Exercise details — All entries should be output exactly as they stand.

Supplied records —
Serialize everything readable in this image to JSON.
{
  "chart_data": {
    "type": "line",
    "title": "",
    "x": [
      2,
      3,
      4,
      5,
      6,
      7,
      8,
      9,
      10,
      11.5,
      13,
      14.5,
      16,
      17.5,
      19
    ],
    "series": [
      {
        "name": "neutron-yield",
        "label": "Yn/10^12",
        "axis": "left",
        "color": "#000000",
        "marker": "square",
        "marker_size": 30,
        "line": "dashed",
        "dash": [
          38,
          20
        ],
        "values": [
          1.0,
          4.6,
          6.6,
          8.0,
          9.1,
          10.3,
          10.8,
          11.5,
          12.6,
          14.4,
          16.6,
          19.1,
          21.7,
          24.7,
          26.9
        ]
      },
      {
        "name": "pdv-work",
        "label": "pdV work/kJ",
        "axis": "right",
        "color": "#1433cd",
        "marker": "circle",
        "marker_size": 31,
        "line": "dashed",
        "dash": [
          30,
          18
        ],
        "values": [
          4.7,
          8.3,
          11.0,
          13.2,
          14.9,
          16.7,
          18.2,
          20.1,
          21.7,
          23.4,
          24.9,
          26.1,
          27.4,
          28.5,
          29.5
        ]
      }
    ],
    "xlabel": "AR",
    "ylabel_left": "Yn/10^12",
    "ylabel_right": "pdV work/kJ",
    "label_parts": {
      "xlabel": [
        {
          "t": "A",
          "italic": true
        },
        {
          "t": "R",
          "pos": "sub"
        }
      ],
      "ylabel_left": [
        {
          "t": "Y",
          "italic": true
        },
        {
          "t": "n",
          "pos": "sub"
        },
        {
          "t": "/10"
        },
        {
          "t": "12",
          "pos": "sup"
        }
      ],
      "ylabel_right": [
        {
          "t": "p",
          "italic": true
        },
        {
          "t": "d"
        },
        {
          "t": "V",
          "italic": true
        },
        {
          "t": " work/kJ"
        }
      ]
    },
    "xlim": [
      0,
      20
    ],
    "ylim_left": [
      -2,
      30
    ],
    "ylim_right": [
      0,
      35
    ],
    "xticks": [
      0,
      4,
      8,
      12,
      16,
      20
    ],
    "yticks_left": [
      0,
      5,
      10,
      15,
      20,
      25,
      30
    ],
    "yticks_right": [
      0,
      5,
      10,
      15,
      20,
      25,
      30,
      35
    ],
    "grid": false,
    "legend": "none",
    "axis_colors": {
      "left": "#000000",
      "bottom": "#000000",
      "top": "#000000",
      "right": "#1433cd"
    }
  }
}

Response to this task —
Serialize everything readable in this image to JSON.
{
  "chart_data": {
    "type": "line",
    "title": "",
    "x": [
      2,
      3,
      4,
      5,
      6,
      7,
      8,
      9,
      10,
      11.5,
      13,
      14.5,
      16,
      17.5,
      19
    ],
    "series": [
      {
        "name": "neutron-yield",
        "label": "Yn/10^12",
        "axis": "left",
        "color": "#000000",
        "marker": "square",
        "marker_size": 30,
        "line": "dashed",
        "dash": [
          38,
          20
        ],
        "values": [
          1.0,
          4.6,
          6.6,
          8.0,
          9.1,
          10.3,
          10.8,
          11.5,
          12.6,
          14.4,
          16.6,
          19.1,
          21.7,
          24.7,
          26.9
        ]
      },
      {
        "name": "pdv-work",
        "label": "pdV work/kJ",
        "axis": "right",
        "color": "#1433cd",
        "marker": "circle",
        "marker_size": 31,
        "line": "dashed",
        "dash": [
          30,
          18
        ],
        "values": [
          4.7,
          8.3,
          11.0,
          13.2,
          14.9,
          16.7,
          18.2,
          20.1,
          21.7,
          23.4,
          24.9,
          26.1,
          27.4,
          28.5,
          29.5
        ]
      }
    ],
    "xlabel": "AR",
    "ylabel_left": "Yn/10^12",
    "ylabel_right": "pdV work/kJ",
    "label_parts": {
      "xlabel": [
        {
          "t": "A",
          "italic": true
        },
        {
          "t": "R",
          "pos": "sub"
        }
      ],
      "ylabel_left": [
        {
          "t": "Y",
          "italic": true
        },
        {
          "t": "n",
          "pos": "sub"
        },
        {
          "t": "/10"
        },
        {
          "t": "12",
          "pos": "sup"
        }
      ],
      "ylabel_right": [
        {
          "t": "p",
          "italic": true
        },
        {
          "t": "d"
        },
        {
          "t": "V",
          "italic": true
        },
        {
          "t": " work/kJ"
        }
      ]
    },
    "xlim": [
      0,
      20
    ],
    "ylim_left": [
      -2,
      30
    ],
    "ylim_right": [
      0,
      35
    ],
    "xticks": [
      0,
      4,
      8,
      12,
      16,
      20
    ],
    "yticks_left": [
      0,
      5,
      10,
      15,
      20,
      25,
      30
    ],
    "yticks_right": [
      0,
      5,
      10,
      15,
      20,
      25,
      30,
      35
    ],
    "grid": false,
    "legend": "none",
    "axis_colors": {
      "left": "#000000",
      "bottom": "#000000",
      "top": "#000000",
      "right": "#1433cd"
    }
  }
}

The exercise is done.